Stated task:
Look through the material below and count the lines with the string "Award". Report only the count.

[Stored data entries]

* BEGIN *

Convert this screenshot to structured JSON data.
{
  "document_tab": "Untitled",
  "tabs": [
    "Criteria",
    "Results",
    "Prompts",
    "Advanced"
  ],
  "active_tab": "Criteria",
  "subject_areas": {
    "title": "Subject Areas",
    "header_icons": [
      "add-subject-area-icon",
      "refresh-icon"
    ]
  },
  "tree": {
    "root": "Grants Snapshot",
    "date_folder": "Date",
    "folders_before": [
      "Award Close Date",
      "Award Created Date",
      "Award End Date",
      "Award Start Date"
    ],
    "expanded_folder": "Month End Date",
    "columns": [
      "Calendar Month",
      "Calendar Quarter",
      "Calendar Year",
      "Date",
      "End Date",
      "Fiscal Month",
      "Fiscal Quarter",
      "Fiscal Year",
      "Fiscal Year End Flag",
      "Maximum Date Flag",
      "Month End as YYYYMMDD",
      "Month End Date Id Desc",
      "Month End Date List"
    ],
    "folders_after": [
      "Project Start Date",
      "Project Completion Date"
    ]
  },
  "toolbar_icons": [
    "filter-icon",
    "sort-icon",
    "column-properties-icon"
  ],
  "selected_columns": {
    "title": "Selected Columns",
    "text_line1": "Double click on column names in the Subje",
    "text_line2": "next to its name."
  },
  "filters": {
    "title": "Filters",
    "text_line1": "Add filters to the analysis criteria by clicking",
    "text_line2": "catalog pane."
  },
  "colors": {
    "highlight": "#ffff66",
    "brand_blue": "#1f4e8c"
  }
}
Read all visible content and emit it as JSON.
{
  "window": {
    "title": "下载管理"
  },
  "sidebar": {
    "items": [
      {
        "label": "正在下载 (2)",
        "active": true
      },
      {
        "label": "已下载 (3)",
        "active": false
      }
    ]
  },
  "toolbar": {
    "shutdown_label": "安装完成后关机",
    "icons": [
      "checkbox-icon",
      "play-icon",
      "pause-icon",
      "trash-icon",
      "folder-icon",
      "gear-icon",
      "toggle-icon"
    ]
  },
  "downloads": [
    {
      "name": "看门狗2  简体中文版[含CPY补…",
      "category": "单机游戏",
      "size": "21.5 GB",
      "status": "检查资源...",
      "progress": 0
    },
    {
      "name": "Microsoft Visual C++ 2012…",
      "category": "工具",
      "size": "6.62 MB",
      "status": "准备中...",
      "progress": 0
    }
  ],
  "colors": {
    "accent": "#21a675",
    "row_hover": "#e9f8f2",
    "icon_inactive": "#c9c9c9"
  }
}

* END *

Result for this exercise:
4